■ **EXERCISE PROMPT**
Look through the data below and return each line where "Equipment" appears.

***

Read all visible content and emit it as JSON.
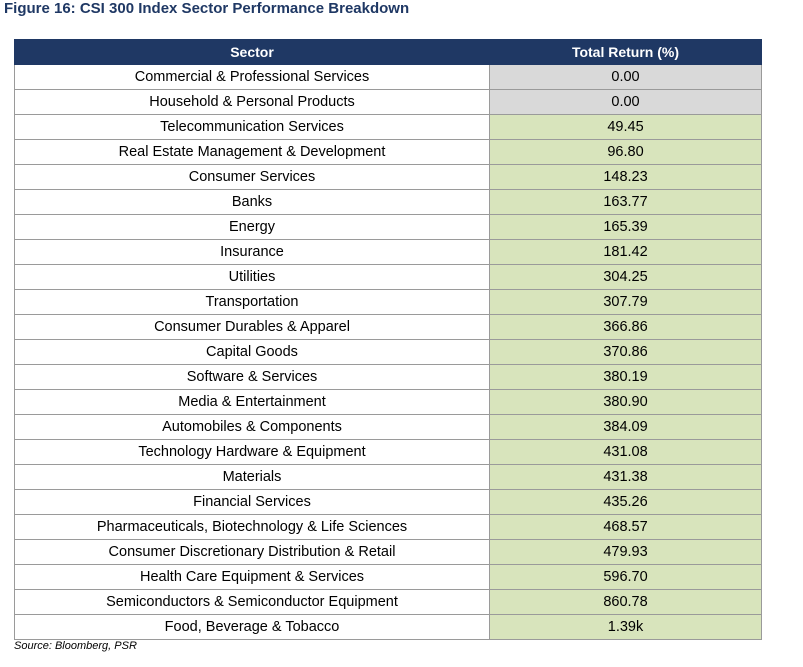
{
  "figure": {
    "title": "Figure 16: CSI 300 Index Sector Performance Breakdown",
    "source": "Source: Bloomberg, PSR"
  },
  "table": {
    "headers": [
      "Sector",
      "Total Return (%)"
    ],
    "cell_colors": {
      "zero": "#d9d9d9",
      "positive": "#d8e4bc",
      "header": "#1f3864"
    },
    "rows": [
      {
        "sector": "Commercial & Professional Services",
        "total_return": "0.00"
      },
      {
        "sector": "Household & Personal Products",
        "total_return": "0.00"
      },
      {
        "sector": "Telecommunication Services",
        "total_return": "49.45"
      },
      {
        "sector": "Real Estate Management & Development",
        "total_return": "96.80"
      },
      {
        "sector": "Consumer Services",
        "total_return": "148.23"
      },
      {
        "sector": "Banks",
        "total_return": "163.77"
      },
      {
        "sector": "Energy",
        "total_return": "165.39"
      },
      {
        "sector": "Insurance",
        "total_return": "181.42"
      },
      {
        "sector": "Utilities",
        "total_return": "304.25"
      },
      {
        "sector": "Transportation",
        "total_return": "307.79"
      },
      {
        "sector": "Consumer Durables & Apparel",
        "total_return": "366.86"
      },
      {
        "sector": "Capital Goods",
        "total_return": "370.86"
      },
      {
        "sector": "Software & Services",
        "total_return": "380.19"
      },
      {
        "sector": "Media & Entertainment",
        "total_return": "380.90"
      },
      {
        "sector": "Automobiles & Components",
        "total_return": "384.09"
      },
      {
        "sector": "Technology Hardware & Equipment",
        "total_return": "431.08"
      },
      {
        "sector": "Materials",
        "total_return": "431.38"
      },
      {
        "sector": "Financial Services",
        "total_return": "435.26"
      },
      {
        "sector": "Pharmaceuticals, Biotechnology & Life Sciences",
        "total_return": "468.57"
      },
      {
        "sector": "Consumer Discretionary Distribution & Retail",
        "total_return": "479.93"
      },
      {
        "sector": "Health Care Equipment & Services",
        "total_return": "596.70"
      },
      {
        "sector": "Semiconductors & Semiconductor Equipment",
        "total_return": "860.78"
      },
      {
        "sector": "Food, Beverage & Tobacco",
        "total_return": "1.39k"
      }
    ]
  }
}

***

■ **THE OUTPUT**
        "sector": "Technology Hardware & Equipment",
        "sector": "Health Care Equipment & Services",
        "sector": "Semiconductors & Semiconductor Equipment",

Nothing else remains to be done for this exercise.